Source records
Start

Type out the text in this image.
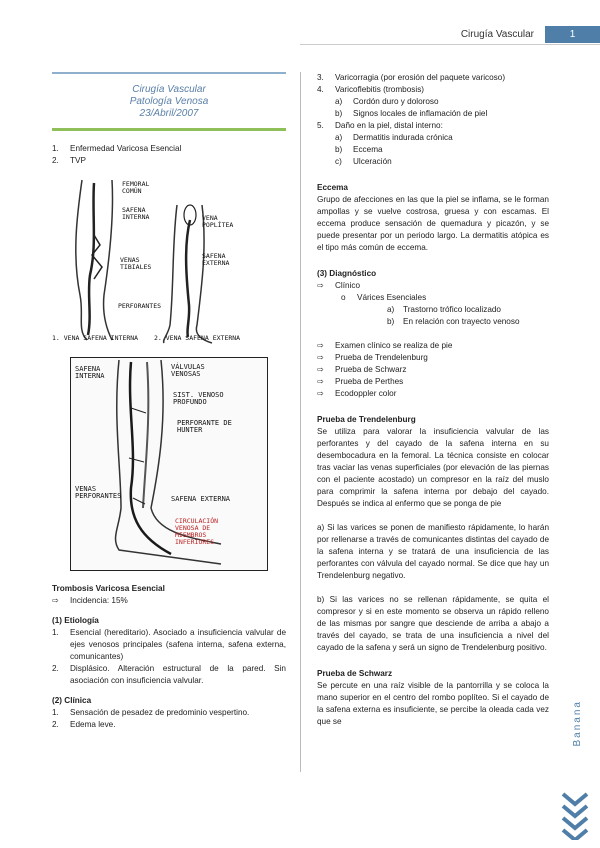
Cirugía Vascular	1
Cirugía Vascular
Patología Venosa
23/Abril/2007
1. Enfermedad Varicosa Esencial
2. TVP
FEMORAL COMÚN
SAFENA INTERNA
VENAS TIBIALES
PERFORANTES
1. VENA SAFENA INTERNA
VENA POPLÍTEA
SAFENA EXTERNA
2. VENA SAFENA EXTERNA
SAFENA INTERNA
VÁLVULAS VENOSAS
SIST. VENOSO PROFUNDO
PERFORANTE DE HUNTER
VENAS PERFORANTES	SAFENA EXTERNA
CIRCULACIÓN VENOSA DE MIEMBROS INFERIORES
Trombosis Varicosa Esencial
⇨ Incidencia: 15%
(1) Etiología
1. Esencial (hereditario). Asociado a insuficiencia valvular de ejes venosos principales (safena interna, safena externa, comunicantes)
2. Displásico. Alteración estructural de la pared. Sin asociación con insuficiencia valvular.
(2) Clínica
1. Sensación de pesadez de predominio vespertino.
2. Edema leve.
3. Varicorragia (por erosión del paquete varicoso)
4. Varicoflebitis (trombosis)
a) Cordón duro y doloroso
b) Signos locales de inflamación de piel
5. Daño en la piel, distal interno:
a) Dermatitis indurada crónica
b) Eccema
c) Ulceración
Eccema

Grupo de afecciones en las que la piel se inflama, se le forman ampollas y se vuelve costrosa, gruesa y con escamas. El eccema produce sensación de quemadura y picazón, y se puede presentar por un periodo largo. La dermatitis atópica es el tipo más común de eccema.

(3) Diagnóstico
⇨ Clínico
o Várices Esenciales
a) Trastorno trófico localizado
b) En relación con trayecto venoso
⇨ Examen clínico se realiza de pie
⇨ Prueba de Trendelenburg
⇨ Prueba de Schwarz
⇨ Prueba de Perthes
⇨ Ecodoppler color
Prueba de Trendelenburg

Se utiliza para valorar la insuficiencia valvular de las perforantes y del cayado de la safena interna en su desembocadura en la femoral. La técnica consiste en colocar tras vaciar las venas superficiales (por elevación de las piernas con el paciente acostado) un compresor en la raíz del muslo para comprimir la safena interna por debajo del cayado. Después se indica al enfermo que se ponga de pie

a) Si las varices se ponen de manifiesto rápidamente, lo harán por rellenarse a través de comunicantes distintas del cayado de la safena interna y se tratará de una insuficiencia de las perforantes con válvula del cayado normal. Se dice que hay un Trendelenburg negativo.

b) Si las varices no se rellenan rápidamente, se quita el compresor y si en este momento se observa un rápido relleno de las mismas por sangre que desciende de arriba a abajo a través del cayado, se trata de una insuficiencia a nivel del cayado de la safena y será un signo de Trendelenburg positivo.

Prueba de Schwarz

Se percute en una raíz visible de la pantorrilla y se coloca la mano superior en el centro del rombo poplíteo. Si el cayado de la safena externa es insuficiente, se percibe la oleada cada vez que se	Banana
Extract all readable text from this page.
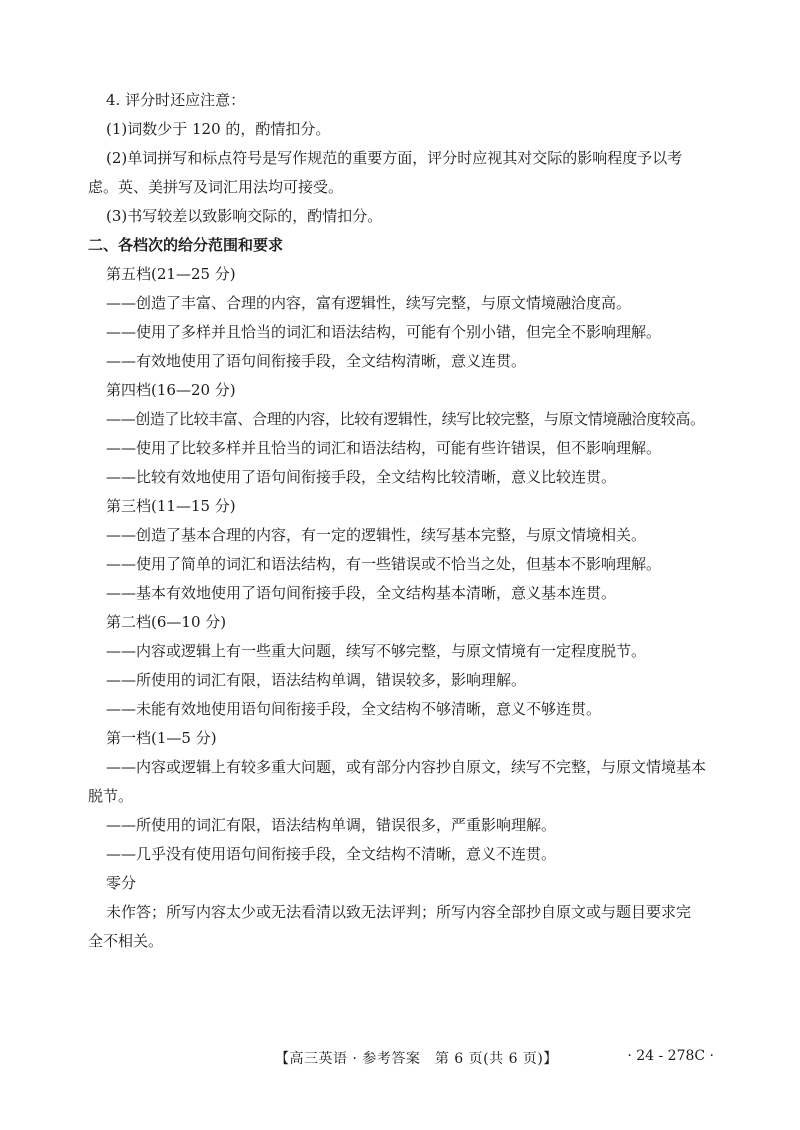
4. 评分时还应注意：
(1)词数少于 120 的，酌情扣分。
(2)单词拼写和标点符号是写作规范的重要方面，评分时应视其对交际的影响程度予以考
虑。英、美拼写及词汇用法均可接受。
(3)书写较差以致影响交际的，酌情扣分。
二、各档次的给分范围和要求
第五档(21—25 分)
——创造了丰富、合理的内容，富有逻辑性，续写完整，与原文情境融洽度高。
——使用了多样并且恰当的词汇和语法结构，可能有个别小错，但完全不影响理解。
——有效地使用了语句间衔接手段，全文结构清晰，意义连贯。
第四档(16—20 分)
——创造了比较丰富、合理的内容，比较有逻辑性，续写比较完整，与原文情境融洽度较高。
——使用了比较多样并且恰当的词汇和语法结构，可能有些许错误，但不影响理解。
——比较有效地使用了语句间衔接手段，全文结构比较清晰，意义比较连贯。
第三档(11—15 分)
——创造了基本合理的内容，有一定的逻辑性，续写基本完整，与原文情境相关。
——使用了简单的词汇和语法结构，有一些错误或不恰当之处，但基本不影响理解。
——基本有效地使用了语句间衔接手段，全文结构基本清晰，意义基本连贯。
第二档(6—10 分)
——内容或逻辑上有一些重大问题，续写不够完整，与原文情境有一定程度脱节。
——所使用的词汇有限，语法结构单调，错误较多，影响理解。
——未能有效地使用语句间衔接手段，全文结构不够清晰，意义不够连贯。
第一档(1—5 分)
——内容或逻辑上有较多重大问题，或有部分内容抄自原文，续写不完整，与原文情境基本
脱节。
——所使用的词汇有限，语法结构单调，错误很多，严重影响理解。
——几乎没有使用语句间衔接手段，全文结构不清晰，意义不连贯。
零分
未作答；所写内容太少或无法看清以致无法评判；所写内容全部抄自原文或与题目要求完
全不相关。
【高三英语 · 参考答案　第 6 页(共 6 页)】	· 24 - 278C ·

End
Start

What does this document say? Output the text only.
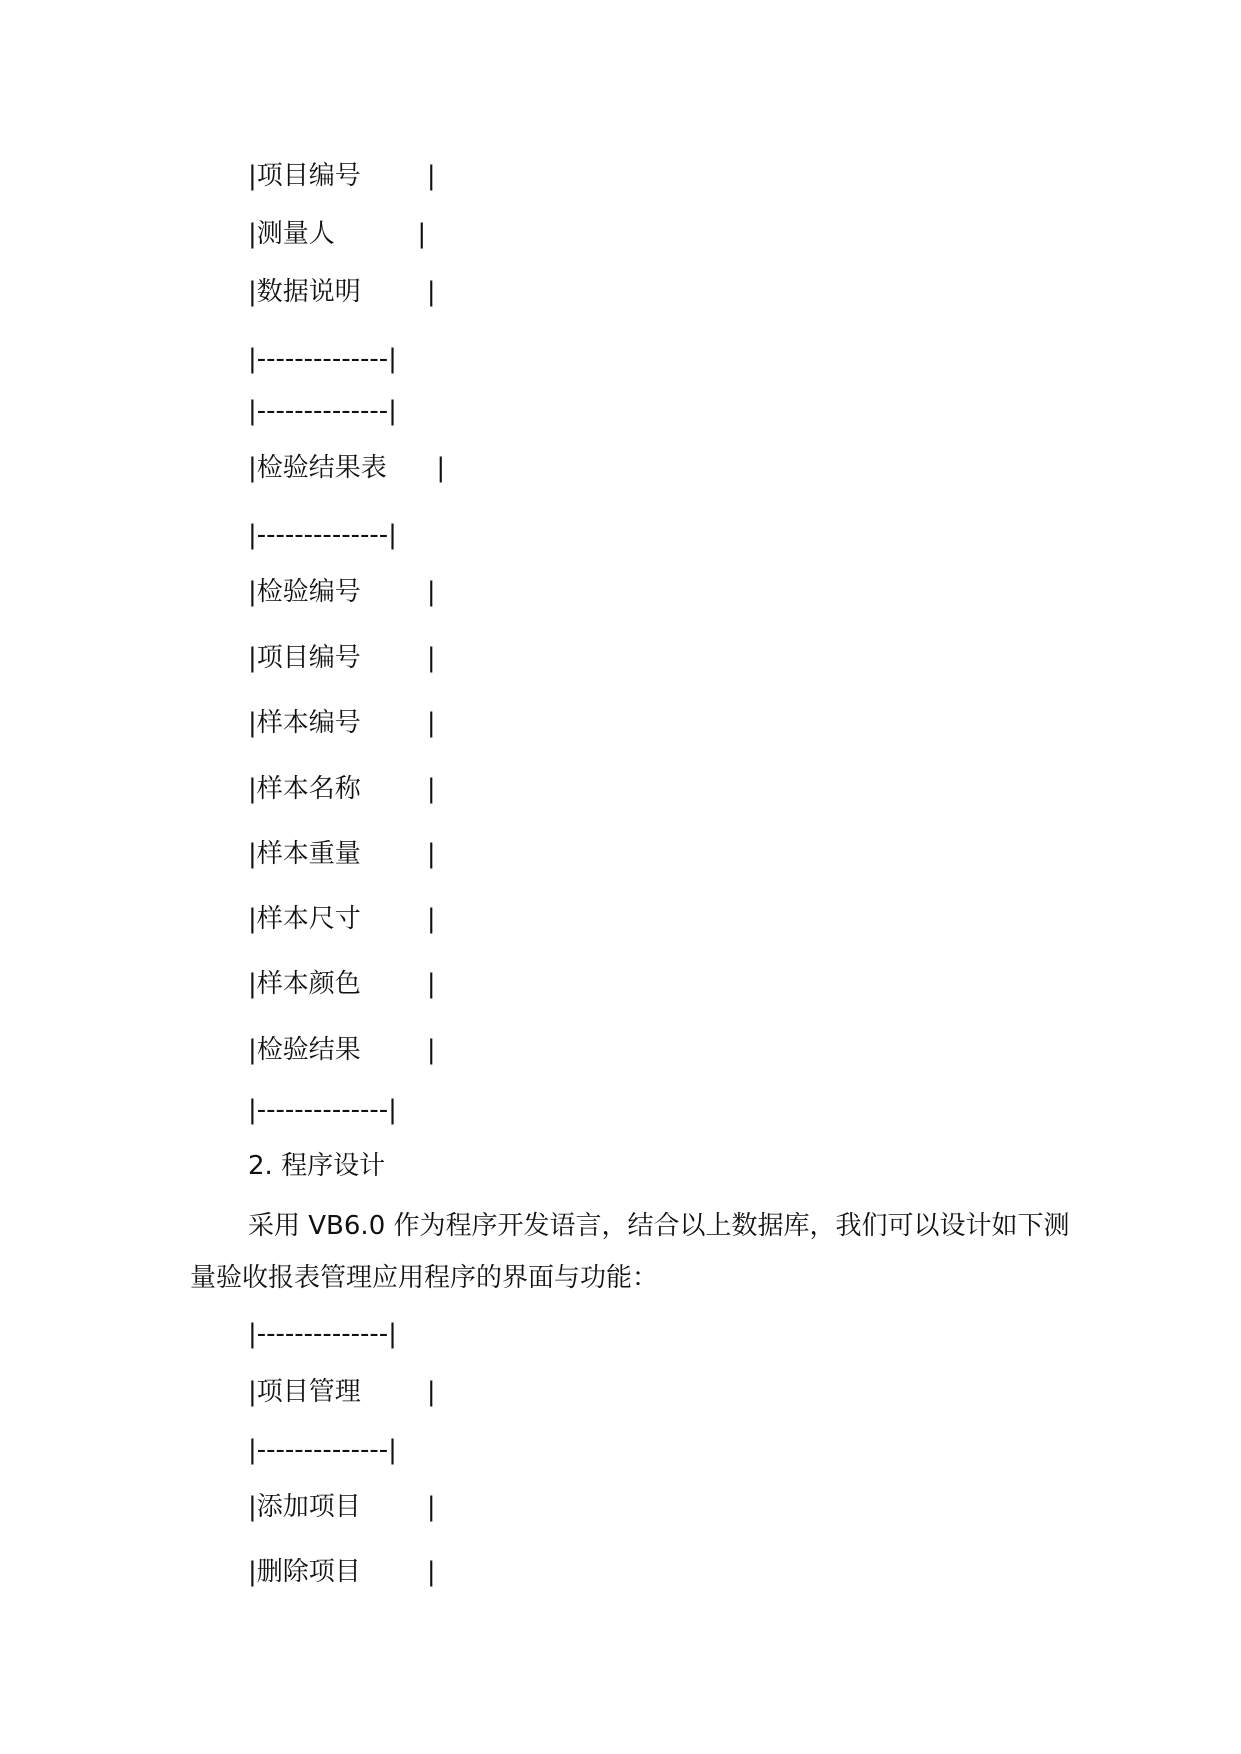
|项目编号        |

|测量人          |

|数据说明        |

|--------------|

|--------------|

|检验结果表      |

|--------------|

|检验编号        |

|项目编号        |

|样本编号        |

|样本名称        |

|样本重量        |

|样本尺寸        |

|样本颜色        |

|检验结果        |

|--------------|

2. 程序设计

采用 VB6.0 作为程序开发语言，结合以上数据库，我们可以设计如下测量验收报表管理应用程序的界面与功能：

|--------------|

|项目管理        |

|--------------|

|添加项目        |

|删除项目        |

End
Start

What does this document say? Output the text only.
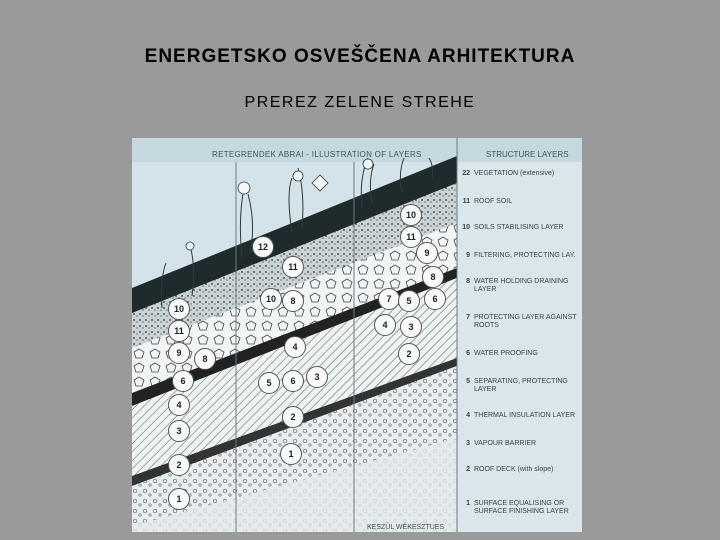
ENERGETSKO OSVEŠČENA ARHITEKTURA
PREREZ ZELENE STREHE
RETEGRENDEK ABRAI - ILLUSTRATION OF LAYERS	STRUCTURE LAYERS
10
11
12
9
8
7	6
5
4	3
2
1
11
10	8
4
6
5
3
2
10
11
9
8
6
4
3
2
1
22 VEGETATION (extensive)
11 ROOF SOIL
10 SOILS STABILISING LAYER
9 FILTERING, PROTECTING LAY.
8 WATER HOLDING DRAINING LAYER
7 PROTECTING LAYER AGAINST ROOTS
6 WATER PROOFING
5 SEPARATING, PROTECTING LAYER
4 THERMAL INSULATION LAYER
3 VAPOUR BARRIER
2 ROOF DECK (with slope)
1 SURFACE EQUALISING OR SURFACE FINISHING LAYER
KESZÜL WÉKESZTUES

End

◆ **What the task requires**:
Report how many lines in the listing above include the word "WATER". Give nothing but the number.

◆ **Task output**:
2